[Opening EXTRACTED TEXT section]
The paper reacts to the following themes of the symposium:
Marxist methodology and the dialectics of nature, society and thought
Ilyenkov’s contribution to contemporary theories of cognition, knowledge and representation
Soviet ‘Hegelianism’ and/or ‘Spinozism’.
A common trope in the scholarship on the history of late Soviet philosophy distinguishes between official dogmatic “Soviet philosophy” of the party cadres on the one hand, and unofficial creative “philosophy of the Soviet period” on the other. Evald Ilyenkov’s work, which offers a radical criticism of the Soviet doctrine of dialectical materialism, is often considered as representative of the latter current.
While this reading is substantiated by actual historical conflicts between different Soviet philosophers of the time, such a binary opposition serves a constructed memory and by disregarding the connections between “dogmatic” and “creative” authors, distorts the multidimensional history of late Soviet philosophy.
[Closing EXTRACTED TEXT section]
[Opening GIVEN RECORDS section]
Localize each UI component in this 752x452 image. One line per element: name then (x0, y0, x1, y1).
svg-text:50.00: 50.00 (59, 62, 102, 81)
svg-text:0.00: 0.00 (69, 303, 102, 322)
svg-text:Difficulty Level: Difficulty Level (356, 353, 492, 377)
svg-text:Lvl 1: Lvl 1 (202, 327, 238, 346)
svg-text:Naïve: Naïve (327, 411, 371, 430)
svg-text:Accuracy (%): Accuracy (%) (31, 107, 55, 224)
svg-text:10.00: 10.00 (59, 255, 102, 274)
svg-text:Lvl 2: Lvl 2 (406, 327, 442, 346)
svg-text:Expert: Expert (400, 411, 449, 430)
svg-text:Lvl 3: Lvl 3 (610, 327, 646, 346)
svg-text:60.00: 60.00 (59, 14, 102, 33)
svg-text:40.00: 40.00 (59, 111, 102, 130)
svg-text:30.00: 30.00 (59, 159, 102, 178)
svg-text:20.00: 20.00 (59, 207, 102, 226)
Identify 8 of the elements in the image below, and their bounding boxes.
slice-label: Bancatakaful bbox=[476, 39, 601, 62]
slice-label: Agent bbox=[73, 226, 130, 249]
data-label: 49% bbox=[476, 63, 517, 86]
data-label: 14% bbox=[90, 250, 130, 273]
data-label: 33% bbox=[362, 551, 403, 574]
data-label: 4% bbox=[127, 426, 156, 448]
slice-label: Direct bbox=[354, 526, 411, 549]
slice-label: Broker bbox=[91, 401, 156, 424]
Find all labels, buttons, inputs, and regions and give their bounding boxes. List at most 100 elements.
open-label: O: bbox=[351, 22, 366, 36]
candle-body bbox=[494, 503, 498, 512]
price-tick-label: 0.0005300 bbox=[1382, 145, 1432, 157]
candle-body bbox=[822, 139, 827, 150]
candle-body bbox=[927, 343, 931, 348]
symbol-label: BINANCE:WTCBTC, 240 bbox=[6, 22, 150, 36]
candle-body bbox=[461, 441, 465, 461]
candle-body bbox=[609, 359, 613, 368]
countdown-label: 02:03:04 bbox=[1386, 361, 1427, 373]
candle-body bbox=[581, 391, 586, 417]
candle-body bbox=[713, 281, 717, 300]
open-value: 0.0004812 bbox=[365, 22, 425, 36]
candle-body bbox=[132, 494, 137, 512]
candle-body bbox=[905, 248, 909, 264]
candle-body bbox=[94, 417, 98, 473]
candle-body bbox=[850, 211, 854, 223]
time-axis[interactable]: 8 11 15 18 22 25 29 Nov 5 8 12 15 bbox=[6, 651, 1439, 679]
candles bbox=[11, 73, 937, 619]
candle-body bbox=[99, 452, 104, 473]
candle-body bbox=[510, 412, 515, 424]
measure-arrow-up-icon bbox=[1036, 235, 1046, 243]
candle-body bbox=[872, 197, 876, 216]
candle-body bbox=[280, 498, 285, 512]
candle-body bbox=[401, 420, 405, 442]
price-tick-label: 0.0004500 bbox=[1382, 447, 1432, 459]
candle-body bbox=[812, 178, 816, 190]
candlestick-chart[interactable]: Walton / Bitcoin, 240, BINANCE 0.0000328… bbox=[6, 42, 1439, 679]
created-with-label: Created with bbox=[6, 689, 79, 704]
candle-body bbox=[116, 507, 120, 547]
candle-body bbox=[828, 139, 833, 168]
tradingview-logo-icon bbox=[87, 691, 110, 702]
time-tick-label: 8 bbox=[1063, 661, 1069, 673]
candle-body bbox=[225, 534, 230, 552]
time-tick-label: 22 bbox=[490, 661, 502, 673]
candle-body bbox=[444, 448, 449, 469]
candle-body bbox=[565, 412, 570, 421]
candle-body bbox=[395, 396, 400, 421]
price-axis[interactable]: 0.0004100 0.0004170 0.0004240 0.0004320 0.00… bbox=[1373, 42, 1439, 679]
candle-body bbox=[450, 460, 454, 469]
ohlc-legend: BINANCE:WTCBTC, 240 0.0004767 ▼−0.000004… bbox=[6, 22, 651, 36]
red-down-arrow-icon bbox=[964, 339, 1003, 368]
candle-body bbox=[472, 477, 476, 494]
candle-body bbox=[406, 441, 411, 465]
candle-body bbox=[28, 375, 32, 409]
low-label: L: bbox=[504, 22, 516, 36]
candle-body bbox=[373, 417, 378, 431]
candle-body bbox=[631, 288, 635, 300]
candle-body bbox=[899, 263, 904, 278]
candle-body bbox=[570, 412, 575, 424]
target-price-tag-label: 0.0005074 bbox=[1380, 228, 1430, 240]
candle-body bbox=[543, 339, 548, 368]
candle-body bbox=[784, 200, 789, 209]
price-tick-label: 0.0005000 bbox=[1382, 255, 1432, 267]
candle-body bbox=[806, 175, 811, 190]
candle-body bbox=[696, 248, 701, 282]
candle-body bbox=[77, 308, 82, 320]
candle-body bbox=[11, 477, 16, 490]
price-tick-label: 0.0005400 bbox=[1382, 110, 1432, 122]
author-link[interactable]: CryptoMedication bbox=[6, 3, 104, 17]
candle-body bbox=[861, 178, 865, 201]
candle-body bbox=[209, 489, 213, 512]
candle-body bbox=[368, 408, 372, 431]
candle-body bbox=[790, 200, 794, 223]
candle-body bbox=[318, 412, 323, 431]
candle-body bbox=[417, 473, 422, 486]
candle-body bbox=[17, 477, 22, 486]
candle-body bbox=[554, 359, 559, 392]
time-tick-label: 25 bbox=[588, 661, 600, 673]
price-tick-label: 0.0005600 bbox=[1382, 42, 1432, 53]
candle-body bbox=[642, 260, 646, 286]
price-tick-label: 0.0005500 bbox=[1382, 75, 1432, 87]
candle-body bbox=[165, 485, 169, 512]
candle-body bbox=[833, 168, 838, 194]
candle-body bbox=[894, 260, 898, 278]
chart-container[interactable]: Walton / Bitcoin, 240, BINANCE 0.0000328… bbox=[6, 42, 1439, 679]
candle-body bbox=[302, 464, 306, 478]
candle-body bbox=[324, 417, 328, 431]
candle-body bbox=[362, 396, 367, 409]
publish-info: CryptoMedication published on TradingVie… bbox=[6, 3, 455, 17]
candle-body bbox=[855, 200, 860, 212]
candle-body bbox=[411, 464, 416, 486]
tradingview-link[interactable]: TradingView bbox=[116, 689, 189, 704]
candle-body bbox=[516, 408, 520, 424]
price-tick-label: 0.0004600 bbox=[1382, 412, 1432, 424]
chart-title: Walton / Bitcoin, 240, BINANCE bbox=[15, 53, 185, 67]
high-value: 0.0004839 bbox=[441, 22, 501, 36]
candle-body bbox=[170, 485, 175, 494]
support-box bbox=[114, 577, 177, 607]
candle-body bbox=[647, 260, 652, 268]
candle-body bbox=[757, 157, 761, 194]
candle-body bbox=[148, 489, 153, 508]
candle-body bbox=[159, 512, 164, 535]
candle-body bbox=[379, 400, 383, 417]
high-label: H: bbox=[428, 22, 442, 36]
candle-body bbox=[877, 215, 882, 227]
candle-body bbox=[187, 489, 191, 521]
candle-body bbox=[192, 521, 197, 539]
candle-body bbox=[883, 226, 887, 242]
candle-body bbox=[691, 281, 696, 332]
[Closing GIVEN RECORDS section]
§ **SET OF TASKS**:
**a)** In the text on late Soviet philosophy, which current is Evald Ilyenkov's work often seen as representing?
**b)** Continue the text on Ilyenkov and late Soviet philosophy from its final sentence.

§ **RESPONSES BY TASK**:
**a)** It is often seen as representing the unofficial, creative "philosophy of the Soviet period."

**b)**
In our presentation, we will try to recover some of that history by considering Ilyenkov’s relation to Soviet philosophical culture (Van der Zweerde, 2000) through a double optic: an externalist approach, which uses sociology of knowledge to shed light on the various administrative mechanisms of the regulation of knowledge production (Bikbov, 2014) and an internalist one (Lewis, 2019), which privileges theoretical arguments over biographical information. This method will allow for an understanding of the intersections between the author’s historical position and his thought, which is particularly useful for the study of Soviet philosophical culture.
The first part will discuss the new tasks that the party nomenklatura set for philosophers after the death of Stalin and try to describe Ilyenkov’s position in relation to them. It will be argued that while Ilyenkov recognizes – not without giving his own definition – some aspects of the party’s new conceptual apparatus (like the notion of personality), he wages a theoretical struggle against other aspects of the same apparatus (as with his criticism of “neo-positivism”).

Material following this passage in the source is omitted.